Records that describe figures:
● ● ● ● ● ● ●

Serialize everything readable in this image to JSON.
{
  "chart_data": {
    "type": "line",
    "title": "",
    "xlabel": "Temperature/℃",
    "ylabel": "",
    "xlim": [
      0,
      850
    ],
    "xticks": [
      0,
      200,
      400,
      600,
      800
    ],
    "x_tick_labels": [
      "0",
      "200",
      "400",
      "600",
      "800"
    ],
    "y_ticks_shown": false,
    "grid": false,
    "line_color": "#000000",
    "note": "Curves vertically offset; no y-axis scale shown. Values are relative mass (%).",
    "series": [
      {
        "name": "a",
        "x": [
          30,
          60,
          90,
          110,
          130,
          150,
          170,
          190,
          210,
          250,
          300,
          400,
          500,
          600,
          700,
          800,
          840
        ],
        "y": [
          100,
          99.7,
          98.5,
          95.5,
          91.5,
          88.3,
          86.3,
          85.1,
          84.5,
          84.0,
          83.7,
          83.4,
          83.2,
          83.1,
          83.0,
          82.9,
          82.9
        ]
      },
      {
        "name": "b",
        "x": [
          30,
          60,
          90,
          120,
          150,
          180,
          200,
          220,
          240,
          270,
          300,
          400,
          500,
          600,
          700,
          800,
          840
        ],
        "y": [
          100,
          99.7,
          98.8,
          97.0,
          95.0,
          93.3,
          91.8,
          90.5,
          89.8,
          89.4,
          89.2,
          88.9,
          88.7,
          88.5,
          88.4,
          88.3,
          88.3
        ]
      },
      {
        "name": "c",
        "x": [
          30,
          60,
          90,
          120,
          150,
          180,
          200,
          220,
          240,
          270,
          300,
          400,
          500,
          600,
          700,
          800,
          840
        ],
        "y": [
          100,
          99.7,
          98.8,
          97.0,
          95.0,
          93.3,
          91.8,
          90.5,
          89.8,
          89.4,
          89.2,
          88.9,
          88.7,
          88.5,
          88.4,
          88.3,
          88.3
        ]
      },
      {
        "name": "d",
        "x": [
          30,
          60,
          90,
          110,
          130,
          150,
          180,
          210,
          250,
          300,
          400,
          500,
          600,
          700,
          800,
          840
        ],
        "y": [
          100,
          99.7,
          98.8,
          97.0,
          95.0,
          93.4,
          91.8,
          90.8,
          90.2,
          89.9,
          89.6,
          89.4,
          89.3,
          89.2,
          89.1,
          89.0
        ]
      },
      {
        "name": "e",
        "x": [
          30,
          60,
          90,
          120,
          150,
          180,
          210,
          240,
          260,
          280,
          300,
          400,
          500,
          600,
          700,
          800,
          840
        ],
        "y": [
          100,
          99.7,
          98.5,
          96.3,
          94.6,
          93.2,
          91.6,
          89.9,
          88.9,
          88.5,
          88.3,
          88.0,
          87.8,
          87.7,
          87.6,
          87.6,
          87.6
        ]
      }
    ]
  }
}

● ● ● ● ● ● ●

Your task is to reproduce all of the records exactly.

Serialize everything readable in this image to JSON.
{
  "chart_data": {
    "type": "line",
    "title": "",
    "xlabel": "Temperature/℃",
    "ylabel": "",
    "xlim": [
      0,
      850
    ],
    "xticks": [
      0,
      200,
      400,
      600,
      800
    ],
    "x_tick_labels": [
      "0",
      "200",
      "400",
      "600",
      "800"
    ],
    "y_ticks_shown": false,
    "grid": false,
    "line_color": "#000000",
    "note": "Curves vertically offset; no y-axis scale shown. Values are relative mass (%).",
    "series": [
      {
        "name": "a",
        "x": [
          30,
          60,
          90,
          110,
          130,
          150,
          170,
          190,
          210,
          250,
          300,
          400,
          500,
          600,
          700,
          800,
          840
        ],
        "y": [
          100,
          99.7,
          98.5,
          95.5,
          91.5,
          88.3,
          86.3,
          85.1,
          84.5,
          84.0,
          83.7,
          83.4,
          83.2,
          83.1,
          83.0,
          82.9,
          82.9
        ]
      },
      {
        "name": "b",
        "x": [
          30,
          60,
          90,
          120,
          150,
          180,
          200,
          220,
          240,
          270,
          300,
          400,
          500,
          600,
          700,
          800,
          840
        ],
        "y": [
          100,
          99.7,
          98.8,
          97.0,
          95.0,
          93.3,
          91.8,
          90.5,
          89.8,
          89.4,
          89.2,
          88.9,
          88.7,
          88.5,
          88.4,
          88.3,
          88.3
        ]
      },
      {
        "name": "c",
        "x": [
          30,
          60,
          90,
          120,
          150,
          180,
          200,
          220,
          240,
          270,
          300,
          400,
          500,
          600,
          700,
          800,
          840
        ],
        "y": [
          100,
          99.7,
          98.8,
          97.0,
          95.0,
          93.3,
          91.8,
          90.5,
          89.8,
          89.4,
          89.2,
          88.9,
          88.7,
          88.5,
          88.4,
          88.3,
          88.3
        ]
      },
      {
        "name": "d",
        "x": [
          30,
          60,
          90,
          110,
          130,
          150,
          180,
          210,
          250,
          300,
          400,
          500,
          600,
          700,
          800,
          840
        ],
        "y": [
          100,
          99.7,
          98.8,
          97.0,
          95.0,
          93.4,
          91.8,
          90.8,
          90.2,
          89.9,
          89.6,
          89.4,
          89.3,
          89.2,
          89.1,
          89.0
        ]
      },
      {
        "name": "e",
        "x": [
          30,
          60,
          90,
          120,
          150,
          180,
          210,
          240,
          260,
          280,
          300,
          400,
          500,
          600,
          700,
          800,
          840
        ],
        "y": [
          100,
          99.7,
          98.5,
          96.3,
          94.6,
          93.2,
          91.6,
          89.9,
          88.9,
          88.5,
          88.3,
          88.0,
          87.8,
          87.7,
          87.6,
          87.6,
          87.6
        ]
      }
    ]
  }
}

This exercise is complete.